### OBJECTIVE
Here are some records. Copy each one exactly.

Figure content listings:
•••

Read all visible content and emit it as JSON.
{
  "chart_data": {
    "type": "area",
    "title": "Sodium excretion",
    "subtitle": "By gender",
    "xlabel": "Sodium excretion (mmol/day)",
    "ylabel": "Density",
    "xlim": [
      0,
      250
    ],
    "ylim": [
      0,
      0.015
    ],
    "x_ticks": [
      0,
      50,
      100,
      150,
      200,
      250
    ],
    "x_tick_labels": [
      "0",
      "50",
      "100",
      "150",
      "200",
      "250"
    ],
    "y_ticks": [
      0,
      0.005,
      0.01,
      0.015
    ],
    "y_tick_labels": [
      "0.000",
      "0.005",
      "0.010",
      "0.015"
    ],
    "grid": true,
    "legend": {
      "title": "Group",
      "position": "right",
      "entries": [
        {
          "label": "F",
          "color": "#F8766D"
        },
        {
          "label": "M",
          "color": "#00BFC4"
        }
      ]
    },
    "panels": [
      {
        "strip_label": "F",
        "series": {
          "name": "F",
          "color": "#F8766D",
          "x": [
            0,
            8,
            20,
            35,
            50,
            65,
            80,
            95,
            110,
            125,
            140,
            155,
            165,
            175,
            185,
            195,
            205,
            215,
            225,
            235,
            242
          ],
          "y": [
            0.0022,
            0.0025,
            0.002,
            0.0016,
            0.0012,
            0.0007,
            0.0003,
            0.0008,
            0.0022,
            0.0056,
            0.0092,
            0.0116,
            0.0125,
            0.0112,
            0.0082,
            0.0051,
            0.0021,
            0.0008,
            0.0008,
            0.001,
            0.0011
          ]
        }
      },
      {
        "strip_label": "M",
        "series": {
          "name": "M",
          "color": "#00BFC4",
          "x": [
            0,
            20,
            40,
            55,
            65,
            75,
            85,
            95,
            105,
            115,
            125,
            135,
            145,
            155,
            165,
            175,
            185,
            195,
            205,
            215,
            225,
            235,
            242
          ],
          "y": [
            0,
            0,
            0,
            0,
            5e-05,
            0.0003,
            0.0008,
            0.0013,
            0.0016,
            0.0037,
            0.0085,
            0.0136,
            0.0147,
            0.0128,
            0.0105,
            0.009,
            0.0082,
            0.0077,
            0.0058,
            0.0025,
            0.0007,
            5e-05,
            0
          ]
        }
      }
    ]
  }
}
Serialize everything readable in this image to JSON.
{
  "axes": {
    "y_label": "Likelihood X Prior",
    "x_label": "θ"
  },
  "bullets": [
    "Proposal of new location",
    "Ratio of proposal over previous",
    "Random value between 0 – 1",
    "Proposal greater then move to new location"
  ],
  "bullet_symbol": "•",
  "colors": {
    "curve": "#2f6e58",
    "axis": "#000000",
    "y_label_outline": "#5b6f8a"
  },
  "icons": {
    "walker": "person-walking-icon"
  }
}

•••

### EXERCISE ANSWER
Read all visible content and emit it as JSON.
{
  "chart_data": {
    "type": "area",
    "title": "Sodium excretion",
    "subtitle": "By gender",
    "xlabel": "Sodium excretion (mmol/day)",
    "ylabel": "Density",
    "xlim": [
      0,
      250
    ],
    "ylim": [
      0,
      0.015
    ],
    "x_ticks": [
      0,
      50,
      100,
      150,
      200,
      250
    ],
    "x_tick_labels": [
      "0",
      "50",
      "100",
      "150",
      "200",
      "250"
    ],
    "y_ticks": [
      0,
      0.005,
      0.01,
      0.015
    ],
    "y_tick_labels": [
      "0.000",
      "0.005",
      "0.010",
      "0.015"
    ],
    "grid": true,
    "legend": {
      "title": "Group",
      "position": "right",
      "entries": [
        {
          "label": "F",
          "color": "#F8766D"
        },
        {
          "label": "M",
          "color": "#00BFC4"
        }
      ]
    },
    "panels": [
      {
        "strip_label": "F",
        "series": {
          "name": "F",
          "color": "#F8766D",
          "x": [
            0,
            8,
            20,
            35,
            50,
            65,
            80,
            95,
            110,
            125,
            140,
            155,
            165,
            175,
            185,
            195,
            205,
            215,
            225,
            235,
            242
          ],
          "y": [
            0.0022,
            0.0025,
            0.002,
            0.0016,
            0.0012,
            0.0007,
            0.0003,
            0.0008,
            0.0022,
            0.0056,
            0.0092,
            0.0116,
            0.0125,
            0.0112,
            0.0082,
            0.0051,
            0.0021,
            0.0008,
            0.0008,
            0.001,
            0.0011
          ]
        }
      },
      {
        "strip_label": "M",
        "series": {
          "name": "M",
          "color": "#00BFC4",
          "x": [
            0,
            20,
            40,
            55,
            65,
            75,
            85,
            95,
            105,
            115,
            125,
            135,
            145,
            155,
            165,
            175,
            185,
            195,
            205,
            215,
            225,
            235,
            242
          ],
          "y": [
            0,
            0,
            0,
            0,
            5e-05,
            0.0003,
            0.0008,
            0.0013,
            0.0016,
            0.0037,
            0.0085,
            0.0136,
            0.0147,
            0.0128,
            0.0105,
            0.009,
            0.0082,
            0.0077,
            0.0058,
            0.0025,
            0.0007,
            5e-05,
            0
          ]
        }
      }
    ]
  }
}
Serialize everything readable in this image to JSON.
{
  "axes": {
    "y_label": "Likelihood X Prior",
    "x_label": "θ"
  },
  "bullets": [
    "Proposal of new location",
    "Ratio of proposal over previous",
    "Random value between 0 – 1",
    "Proposal greater then move to new location"
  ],
  "bullet_symbol": "•",
  "colors": {
    "curve": "#2f6e58",
    "axis": "#000000",
    "y_label_outline": "#5b6f8a"
  },
  "icons": {
    "walker": "person-walking-icon"
  }
}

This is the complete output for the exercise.